__Exercise__:
Whenever the word "name" appears in a line of the data below, copy that line.

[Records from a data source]
━━━━━━━━━━

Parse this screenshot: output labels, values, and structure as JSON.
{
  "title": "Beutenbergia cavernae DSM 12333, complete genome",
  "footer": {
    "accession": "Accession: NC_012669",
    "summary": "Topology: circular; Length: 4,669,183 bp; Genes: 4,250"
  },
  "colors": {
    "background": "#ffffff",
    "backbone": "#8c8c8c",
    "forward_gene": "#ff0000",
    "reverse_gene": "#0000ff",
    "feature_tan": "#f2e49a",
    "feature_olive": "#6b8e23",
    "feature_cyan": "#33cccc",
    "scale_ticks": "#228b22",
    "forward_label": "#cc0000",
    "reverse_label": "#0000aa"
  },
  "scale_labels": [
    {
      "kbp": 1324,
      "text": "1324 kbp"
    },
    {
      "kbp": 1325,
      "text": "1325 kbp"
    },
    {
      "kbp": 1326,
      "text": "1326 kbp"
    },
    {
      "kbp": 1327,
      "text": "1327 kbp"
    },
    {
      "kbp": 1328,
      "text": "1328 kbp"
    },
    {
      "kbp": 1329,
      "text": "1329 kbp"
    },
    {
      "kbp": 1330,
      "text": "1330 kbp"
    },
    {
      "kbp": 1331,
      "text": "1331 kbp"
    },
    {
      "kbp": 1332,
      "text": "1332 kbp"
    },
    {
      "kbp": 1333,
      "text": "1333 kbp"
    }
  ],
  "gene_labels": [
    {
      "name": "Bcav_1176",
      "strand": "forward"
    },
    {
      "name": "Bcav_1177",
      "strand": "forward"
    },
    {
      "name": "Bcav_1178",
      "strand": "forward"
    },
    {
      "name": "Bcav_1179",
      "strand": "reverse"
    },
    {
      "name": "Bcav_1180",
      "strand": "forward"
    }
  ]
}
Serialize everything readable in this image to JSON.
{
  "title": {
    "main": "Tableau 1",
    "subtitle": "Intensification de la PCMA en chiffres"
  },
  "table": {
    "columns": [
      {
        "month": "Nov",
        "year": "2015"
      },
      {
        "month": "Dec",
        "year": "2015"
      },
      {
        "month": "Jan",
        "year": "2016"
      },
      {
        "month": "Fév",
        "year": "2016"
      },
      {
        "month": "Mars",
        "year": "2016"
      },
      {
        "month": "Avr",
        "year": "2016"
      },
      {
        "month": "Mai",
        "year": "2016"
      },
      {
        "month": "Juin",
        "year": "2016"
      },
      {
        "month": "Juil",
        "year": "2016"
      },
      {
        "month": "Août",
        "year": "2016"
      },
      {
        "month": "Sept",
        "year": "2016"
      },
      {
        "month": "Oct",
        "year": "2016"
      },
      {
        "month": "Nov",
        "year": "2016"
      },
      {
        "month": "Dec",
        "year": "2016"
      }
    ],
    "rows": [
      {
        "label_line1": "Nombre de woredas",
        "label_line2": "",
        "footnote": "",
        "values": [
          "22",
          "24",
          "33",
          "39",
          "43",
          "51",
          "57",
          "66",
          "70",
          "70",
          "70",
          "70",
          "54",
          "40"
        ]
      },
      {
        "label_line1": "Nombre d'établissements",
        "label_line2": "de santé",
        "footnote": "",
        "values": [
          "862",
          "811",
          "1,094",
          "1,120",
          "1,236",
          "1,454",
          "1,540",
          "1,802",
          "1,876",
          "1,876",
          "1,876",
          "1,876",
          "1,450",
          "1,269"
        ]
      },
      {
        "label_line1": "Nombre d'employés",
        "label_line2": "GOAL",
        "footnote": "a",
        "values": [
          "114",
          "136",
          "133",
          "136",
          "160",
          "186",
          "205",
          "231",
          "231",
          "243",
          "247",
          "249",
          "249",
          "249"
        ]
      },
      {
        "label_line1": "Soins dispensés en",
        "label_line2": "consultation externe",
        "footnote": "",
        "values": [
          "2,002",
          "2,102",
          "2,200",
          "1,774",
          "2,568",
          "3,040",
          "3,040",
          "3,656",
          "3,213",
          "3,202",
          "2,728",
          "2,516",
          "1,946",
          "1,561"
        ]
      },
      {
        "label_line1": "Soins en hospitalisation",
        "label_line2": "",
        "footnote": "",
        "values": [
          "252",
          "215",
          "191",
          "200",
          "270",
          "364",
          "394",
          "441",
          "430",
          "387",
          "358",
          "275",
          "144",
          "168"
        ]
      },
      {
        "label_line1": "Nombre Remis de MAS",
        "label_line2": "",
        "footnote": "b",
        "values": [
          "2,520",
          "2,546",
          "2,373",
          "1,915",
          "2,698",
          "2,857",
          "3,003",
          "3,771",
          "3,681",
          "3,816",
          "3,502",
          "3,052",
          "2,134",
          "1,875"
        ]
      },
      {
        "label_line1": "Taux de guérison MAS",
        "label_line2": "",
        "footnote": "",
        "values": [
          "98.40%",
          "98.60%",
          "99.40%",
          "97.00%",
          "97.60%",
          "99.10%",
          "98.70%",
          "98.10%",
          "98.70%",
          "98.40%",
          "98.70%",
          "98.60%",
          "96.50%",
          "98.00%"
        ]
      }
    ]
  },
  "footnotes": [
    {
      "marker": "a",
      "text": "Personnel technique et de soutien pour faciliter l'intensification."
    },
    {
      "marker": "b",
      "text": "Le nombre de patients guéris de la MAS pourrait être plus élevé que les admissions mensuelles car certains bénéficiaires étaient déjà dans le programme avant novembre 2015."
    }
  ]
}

━━━━━━━━━━

__Worked solution__:
      "name": "Bcav_1176",
      "name": "Bcav_1177",
      "name": "Bcav_1178",
      "name": "Bcav_1179",
      "name": "Bcav_1180",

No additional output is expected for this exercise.